Metin Bölümü:
»»

Danıştay Kararı İdari Dava Daireleri Kurulu 2018/1440 E. 2020/1714 K. 05.10.2020 T.

DANIŞTAY İDARİ DAVA DAİRELERİ KURULU         2018/1440 E.  ,  2020/1714 K.
T.C.
D A N I Ş T A Y
İDARİ DAVA DAİRELERİ KURULU
Esas No : 2018/1440
Karar No : 2020/1714

TEMYİZ EDENLER : 1- (DAVACI) : … Koruma Vakfı

VEKİLİ : Av. …

2- (DAVALI) : … Bakanlığı

VEKİLİ : Hukuk Müşaviri …

İSTEMİN KONUSU : Danıştay Altıncı Dairesinin 29/05/2017 tarih ve E:2011/7413, K:2017/4140 sayılı kararının temyizen incelenerek bozulması istenilmektedir.

YARGILAMA SÜRECİ :
Dava konusu istem: Çevre ve Orman Bakanlığının … tarihli işlemi ile onaylanan Nevşehir-Niğde-Aksaray Planlama Bölgesi 1/100.000 ölçekli Çevre Düzeni Planının iptali istenilmiştir.

««

Çalışılacak Konu: Danıştay kararına göre dava konusu istemde hangi planın iptali istenmiştir?

Gösterilen Bilgiler:

»»

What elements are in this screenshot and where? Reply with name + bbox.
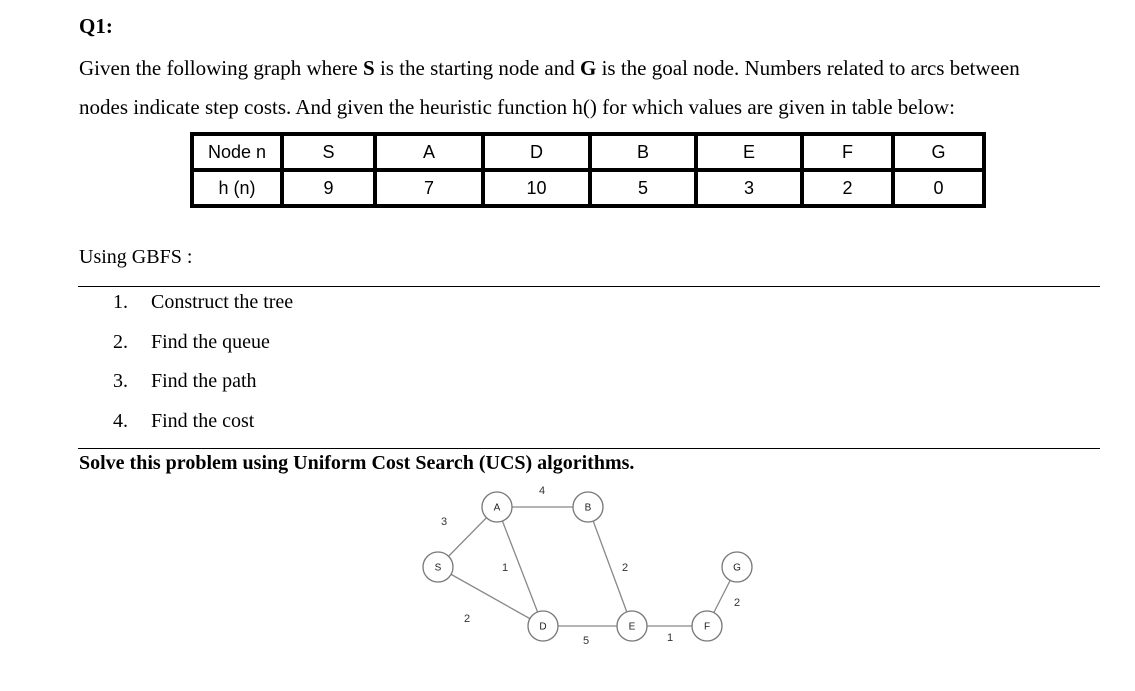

««

Eksiksiz Cevap: Nevşehir-Niğde-Aksaray Planlama Bölgesi 1/100.000 ölçekli Çevre Düzeni Planının iptali istenmiştir.